→ REQUEST
Your answer should be a single number: the count of lines that hold the word "acid".

→ PROVIDED MATERIAL
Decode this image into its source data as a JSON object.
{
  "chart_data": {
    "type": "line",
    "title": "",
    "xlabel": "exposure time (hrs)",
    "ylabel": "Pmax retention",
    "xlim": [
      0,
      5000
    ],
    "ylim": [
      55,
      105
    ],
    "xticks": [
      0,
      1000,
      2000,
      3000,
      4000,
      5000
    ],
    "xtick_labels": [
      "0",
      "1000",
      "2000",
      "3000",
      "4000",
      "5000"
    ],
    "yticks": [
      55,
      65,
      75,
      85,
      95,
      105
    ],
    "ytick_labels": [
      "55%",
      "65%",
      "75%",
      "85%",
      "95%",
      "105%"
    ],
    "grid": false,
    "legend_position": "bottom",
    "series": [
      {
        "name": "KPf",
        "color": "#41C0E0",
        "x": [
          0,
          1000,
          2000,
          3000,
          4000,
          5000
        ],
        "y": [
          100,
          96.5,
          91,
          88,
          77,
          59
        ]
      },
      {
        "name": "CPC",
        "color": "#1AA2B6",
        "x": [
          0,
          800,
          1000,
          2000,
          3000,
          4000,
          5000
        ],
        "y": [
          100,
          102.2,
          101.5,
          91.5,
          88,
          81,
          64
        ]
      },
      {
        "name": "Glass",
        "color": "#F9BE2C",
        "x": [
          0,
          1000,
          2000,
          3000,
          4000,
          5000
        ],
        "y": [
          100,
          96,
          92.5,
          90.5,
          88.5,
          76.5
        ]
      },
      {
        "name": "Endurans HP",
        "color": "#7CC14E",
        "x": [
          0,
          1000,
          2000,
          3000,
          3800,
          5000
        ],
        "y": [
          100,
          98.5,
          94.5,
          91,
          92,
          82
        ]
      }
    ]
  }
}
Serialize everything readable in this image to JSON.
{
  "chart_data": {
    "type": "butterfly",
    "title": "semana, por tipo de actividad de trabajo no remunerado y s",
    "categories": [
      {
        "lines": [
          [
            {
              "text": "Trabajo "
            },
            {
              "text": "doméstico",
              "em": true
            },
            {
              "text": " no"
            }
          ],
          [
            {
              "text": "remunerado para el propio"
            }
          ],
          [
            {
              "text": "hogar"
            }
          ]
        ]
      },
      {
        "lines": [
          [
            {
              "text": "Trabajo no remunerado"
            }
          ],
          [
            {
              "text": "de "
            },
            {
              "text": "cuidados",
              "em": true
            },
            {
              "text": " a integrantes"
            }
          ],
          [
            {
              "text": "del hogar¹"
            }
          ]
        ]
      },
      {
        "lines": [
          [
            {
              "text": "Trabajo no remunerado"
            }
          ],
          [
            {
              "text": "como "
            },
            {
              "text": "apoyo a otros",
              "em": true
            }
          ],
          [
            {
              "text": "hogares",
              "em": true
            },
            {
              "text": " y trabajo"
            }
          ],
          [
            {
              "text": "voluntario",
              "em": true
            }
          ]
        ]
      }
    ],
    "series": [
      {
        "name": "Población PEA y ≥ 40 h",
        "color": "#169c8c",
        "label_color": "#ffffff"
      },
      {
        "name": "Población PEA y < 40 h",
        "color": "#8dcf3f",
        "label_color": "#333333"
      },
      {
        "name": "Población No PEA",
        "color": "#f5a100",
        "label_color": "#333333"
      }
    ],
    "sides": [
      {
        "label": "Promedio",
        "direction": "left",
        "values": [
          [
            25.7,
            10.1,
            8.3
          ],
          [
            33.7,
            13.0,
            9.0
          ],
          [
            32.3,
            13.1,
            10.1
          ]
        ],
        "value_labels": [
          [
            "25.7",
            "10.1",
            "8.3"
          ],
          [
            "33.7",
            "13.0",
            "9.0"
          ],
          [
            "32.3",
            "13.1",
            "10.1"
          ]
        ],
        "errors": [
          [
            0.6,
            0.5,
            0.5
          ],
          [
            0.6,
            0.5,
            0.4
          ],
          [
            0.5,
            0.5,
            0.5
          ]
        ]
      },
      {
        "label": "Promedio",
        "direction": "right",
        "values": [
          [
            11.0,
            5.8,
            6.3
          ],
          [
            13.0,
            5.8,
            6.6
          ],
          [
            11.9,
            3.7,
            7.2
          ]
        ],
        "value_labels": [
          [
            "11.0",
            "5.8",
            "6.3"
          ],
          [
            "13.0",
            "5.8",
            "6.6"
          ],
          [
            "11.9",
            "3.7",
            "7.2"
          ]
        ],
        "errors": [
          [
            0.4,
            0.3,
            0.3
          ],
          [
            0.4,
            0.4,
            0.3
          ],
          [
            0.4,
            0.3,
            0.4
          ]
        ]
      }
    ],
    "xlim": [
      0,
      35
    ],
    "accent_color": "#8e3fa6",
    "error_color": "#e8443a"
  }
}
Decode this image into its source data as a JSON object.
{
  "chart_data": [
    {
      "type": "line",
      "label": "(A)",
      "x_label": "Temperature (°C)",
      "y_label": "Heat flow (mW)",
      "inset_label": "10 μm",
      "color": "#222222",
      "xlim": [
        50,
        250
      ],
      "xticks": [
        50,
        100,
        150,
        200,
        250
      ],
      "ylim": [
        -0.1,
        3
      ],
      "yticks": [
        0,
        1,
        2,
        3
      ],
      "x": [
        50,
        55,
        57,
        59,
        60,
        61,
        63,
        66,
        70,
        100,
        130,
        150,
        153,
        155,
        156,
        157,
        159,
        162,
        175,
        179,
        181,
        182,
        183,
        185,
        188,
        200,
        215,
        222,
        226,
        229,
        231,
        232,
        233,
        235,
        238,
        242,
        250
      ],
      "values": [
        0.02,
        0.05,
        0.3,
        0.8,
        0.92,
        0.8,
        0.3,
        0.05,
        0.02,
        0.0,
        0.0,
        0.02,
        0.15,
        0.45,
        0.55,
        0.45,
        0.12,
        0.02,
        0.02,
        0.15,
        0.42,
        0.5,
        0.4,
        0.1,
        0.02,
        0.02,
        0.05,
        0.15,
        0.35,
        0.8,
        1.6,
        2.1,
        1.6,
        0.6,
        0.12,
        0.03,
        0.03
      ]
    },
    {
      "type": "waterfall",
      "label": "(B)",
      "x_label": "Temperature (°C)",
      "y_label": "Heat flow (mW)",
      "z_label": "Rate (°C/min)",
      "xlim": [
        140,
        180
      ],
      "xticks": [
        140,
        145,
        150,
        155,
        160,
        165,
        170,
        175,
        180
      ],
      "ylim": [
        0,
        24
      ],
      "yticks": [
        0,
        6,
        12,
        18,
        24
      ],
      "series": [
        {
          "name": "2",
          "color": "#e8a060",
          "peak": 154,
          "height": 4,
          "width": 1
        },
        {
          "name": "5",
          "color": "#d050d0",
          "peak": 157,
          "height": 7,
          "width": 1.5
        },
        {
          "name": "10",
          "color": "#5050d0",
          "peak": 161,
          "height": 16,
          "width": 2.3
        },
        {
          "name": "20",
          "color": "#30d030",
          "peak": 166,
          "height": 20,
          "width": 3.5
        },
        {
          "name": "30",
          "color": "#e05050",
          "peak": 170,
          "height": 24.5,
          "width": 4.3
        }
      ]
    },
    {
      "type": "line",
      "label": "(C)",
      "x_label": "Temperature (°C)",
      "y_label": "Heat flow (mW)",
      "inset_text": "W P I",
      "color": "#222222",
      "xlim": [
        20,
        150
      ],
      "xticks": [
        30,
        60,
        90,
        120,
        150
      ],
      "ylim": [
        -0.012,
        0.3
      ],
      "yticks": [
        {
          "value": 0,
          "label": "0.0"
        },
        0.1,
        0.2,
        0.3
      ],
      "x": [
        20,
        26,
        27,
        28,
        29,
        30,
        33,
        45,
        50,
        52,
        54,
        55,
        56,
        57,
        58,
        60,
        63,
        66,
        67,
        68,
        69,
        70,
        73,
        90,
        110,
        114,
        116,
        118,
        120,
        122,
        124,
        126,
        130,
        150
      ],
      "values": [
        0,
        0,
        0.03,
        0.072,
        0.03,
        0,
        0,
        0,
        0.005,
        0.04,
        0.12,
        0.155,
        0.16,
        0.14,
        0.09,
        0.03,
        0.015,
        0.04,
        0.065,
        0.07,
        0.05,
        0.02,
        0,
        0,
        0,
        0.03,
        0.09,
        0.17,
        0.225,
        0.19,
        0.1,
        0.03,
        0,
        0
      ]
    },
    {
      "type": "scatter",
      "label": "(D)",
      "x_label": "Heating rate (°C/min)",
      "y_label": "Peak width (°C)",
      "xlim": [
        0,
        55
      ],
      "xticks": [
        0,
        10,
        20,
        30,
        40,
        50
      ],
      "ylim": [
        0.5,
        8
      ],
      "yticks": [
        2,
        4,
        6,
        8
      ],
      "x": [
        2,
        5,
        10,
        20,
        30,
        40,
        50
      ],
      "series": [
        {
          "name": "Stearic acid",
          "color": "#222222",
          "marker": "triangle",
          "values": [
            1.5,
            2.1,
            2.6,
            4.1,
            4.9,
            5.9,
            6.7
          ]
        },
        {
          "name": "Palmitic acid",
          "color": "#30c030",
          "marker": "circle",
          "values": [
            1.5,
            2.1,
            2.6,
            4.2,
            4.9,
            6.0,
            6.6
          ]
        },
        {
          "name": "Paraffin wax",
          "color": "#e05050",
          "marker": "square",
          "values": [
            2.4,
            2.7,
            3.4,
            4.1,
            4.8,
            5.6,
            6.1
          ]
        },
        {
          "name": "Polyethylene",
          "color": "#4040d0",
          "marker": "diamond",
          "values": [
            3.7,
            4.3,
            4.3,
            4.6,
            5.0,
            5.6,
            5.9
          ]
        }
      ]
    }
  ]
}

→ RESPONSE TO THIS TASK
2